#### [Records about charts and figures]
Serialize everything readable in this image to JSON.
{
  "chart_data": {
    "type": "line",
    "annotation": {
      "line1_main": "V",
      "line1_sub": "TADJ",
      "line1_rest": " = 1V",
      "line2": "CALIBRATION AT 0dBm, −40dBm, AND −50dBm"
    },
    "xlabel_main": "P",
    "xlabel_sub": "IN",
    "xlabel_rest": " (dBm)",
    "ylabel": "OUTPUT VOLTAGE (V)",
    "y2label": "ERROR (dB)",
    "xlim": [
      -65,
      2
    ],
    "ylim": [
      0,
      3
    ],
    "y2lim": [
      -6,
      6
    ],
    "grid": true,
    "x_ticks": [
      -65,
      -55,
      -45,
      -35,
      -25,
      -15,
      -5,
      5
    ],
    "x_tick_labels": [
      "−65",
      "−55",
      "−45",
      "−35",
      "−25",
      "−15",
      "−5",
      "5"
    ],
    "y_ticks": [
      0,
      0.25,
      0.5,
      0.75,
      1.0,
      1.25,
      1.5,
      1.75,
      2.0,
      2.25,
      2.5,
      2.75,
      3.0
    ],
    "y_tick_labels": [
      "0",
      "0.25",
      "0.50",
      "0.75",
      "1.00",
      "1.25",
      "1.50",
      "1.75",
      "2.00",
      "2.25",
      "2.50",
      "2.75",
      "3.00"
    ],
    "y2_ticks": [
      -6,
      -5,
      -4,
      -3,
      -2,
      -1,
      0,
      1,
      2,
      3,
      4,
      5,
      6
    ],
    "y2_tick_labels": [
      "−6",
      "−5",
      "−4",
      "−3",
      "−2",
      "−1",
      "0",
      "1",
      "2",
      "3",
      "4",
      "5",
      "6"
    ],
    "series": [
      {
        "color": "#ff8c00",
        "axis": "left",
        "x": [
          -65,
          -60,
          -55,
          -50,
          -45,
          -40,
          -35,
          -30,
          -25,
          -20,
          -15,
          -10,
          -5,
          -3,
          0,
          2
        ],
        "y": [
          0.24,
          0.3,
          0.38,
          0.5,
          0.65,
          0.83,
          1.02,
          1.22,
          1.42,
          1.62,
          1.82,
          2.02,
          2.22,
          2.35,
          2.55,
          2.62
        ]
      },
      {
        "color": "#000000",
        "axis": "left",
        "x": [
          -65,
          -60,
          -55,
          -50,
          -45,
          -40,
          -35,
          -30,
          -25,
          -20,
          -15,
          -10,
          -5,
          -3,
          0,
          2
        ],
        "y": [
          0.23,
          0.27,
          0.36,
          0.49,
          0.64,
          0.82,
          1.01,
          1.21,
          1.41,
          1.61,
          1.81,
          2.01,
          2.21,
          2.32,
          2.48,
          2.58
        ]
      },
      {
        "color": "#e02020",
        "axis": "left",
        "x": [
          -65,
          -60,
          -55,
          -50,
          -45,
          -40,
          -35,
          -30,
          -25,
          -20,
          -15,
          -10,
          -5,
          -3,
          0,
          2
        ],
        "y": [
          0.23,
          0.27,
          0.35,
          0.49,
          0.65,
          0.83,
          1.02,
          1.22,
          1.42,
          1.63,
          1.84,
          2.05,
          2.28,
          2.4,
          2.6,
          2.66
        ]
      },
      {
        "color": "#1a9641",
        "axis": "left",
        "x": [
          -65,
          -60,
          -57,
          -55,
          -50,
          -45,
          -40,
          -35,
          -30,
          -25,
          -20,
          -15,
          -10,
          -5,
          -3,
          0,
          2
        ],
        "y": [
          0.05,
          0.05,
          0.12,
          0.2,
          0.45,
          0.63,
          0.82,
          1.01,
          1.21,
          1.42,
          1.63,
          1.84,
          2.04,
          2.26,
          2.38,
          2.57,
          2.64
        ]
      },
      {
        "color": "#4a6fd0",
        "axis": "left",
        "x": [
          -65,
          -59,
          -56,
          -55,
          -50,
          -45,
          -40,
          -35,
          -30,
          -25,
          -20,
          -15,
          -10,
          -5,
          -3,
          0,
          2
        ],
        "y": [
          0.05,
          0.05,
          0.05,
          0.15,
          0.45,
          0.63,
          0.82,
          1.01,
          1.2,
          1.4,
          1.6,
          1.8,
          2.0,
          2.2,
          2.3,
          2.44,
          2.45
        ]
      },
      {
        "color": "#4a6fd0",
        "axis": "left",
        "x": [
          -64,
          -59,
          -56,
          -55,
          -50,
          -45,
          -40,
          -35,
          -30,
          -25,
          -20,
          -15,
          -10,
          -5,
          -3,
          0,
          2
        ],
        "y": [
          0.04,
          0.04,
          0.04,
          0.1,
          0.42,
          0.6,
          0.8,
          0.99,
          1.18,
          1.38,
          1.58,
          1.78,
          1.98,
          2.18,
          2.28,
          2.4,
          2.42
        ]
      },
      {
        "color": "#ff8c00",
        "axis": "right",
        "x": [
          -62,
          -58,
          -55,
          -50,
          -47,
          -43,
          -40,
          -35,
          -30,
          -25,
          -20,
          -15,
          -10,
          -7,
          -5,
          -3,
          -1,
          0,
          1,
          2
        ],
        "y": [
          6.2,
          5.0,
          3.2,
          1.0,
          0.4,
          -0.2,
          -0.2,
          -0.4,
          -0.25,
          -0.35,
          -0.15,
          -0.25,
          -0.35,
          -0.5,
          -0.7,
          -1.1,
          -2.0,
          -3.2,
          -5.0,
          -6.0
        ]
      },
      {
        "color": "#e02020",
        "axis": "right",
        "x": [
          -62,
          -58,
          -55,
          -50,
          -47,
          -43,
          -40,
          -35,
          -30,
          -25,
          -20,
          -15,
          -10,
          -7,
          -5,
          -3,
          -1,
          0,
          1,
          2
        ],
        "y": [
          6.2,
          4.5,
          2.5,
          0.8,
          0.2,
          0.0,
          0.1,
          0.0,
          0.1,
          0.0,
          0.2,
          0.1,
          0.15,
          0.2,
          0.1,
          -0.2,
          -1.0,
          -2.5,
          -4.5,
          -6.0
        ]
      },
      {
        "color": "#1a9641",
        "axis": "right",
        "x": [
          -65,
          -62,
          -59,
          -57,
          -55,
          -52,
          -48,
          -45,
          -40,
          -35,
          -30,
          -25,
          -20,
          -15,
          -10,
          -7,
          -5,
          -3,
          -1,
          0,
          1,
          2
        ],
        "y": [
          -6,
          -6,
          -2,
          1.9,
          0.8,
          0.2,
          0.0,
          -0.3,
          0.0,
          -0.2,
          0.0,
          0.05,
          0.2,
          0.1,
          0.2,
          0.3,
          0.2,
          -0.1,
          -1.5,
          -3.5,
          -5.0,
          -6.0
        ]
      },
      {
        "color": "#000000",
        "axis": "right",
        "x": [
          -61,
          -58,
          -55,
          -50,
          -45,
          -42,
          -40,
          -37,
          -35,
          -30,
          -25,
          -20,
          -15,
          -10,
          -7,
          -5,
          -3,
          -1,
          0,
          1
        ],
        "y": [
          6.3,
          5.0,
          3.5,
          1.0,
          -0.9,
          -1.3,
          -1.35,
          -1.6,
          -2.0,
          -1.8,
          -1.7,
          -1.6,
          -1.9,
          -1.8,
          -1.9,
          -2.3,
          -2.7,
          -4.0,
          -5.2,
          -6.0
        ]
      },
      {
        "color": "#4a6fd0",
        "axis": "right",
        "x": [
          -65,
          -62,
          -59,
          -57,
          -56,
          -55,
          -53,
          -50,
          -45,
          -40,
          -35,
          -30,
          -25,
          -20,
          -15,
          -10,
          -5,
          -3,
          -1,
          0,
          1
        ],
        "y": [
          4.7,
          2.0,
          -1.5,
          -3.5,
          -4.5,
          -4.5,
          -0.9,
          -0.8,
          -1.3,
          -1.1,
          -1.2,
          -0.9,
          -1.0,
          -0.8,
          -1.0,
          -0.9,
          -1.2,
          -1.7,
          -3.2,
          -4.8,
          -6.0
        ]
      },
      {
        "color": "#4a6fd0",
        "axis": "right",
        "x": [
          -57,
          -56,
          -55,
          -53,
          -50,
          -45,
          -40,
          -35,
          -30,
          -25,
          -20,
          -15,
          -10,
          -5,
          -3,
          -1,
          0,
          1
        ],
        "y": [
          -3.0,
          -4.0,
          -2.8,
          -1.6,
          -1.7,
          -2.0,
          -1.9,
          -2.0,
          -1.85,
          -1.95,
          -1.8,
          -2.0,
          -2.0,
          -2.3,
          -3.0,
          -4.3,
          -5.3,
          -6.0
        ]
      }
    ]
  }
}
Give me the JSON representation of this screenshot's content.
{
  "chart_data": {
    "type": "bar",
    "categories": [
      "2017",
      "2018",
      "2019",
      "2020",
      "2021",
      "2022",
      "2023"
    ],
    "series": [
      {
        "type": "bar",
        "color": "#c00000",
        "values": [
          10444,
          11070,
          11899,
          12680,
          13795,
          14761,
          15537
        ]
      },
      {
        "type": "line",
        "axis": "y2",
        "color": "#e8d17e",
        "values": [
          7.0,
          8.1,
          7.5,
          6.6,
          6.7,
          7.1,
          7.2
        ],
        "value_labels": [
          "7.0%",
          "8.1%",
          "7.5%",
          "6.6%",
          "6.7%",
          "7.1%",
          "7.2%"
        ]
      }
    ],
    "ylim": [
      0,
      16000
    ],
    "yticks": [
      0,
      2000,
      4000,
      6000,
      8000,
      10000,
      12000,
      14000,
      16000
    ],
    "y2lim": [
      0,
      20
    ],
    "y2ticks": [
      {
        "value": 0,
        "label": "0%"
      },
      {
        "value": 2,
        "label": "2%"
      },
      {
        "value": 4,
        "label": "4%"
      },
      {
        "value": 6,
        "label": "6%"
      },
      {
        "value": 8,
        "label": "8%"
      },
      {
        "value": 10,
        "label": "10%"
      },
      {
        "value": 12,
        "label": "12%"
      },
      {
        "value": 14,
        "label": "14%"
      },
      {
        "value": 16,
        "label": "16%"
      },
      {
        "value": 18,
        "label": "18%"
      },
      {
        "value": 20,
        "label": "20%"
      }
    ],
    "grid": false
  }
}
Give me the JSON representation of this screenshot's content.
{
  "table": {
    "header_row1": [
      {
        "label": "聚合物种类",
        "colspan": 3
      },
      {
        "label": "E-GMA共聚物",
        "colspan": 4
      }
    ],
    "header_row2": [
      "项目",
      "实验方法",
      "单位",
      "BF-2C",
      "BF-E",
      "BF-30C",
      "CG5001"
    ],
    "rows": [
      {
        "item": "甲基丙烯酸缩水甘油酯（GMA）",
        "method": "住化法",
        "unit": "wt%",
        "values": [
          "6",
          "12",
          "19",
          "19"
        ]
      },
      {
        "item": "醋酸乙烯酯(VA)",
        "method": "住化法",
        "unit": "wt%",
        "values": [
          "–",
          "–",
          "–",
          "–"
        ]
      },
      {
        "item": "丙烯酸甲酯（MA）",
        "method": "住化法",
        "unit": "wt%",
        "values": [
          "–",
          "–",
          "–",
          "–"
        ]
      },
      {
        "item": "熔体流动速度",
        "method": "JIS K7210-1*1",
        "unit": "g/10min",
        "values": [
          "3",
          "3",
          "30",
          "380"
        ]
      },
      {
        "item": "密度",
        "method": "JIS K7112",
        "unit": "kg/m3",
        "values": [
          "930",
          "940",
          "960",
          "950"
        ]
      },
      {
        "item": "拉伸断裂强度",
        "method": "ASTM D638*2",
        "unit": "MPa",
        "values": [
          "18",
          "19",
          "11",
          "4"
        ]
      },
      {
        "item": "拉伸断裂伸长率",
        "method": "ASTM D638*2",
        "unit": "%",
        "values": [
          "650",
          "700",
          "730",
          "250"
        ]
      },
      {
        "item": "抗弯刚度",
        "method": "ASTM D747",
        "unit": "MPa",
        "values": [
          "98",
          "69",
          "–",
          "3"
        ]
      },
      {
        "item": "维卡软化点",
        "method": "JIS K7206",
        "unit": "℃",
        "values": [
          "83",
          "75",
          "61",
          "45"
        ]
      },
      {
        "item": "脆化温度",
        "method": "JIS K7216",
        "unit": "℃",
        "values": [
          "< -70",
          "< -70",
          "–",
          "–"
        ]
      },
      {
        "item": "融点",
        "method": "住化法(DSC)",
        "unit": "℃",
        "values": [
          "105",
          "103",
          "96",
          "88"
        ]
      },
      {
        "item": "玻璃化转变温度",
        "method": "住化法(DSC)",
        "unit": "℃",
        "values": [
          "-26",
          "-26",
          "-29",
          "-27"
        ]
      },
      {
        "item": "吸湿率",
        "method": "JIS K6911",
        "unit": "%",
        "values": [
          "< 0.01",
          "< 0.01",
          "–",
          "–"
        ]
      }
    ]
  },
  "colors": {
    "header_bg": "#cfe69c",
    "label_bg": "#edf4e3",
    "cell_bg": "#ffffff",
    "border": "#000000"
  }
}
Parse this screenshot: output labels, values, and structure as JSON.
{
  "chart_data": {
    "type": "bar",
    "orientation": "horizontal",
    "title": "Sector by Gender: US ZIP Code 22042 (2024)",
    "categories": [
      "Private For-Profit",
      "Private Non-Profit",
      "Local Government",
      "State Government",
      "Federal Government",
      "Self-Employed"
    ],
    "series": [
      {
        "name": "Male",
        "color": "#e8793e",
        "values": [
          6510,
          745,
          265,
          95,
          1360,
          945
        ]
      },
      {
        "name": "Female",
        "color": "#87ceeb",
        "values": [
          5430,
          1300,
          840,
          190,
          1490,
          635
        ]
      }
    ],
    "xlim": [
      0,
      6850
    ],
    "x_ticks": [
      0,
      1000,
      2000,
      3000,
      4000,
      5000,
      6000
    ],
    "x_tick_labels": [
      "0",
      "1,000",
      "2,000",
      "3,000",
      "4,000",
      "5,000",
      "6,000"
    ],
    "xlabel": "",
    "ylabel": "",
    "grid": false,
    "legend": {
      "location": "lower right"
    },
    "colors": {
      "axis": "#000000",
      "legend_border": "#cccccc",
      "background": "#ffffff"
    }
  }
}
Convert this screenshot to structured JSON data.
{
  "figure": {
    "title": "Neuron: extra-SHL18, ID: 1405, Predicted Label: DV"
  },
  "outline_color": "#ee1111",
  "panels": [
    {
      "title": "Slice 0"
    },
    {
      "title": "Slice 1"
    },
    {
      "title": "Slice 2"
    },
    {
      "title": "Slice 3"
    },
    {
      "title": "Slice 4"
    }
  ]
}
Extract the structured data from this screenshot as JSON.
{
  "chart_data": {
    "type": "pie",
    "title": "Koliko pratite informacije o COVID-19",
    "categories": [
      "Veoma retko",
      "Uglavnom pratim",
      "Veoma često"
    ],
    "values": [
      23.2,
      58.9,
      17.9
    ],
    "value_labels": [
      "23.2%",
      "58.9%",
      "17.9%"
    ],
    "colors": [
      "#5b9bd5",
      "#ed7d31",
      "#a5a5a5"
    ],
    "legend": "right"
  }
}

#### [REQUIRED TASK]
Your task is to reproduce, exactly and exclusively, the lines from the one holding "Extract the structured" through the final line of the listing.

#### [FULL SOLUTION]
Extract the structured data from this screenshot as JSON.
{
  "chart_data": {
    "type": "pie",
    "title": "Koliko pratite informacije o COVID-19",
    "categories": [
      "Veoma retko",
      "Uglavnom pratim",
      "Veoma često"
    ],
    "values": [
      23.2,
      58.9,
      17.9
    ],
    "value_labels": [
      "23.2%",
      "58.9%",
      "17.9%"
    ],
    "colors": [
      "#5b9bd5",
      "#ed7d31",
      "#a5a5a5"
    ],
    "legend": "right"
  }
}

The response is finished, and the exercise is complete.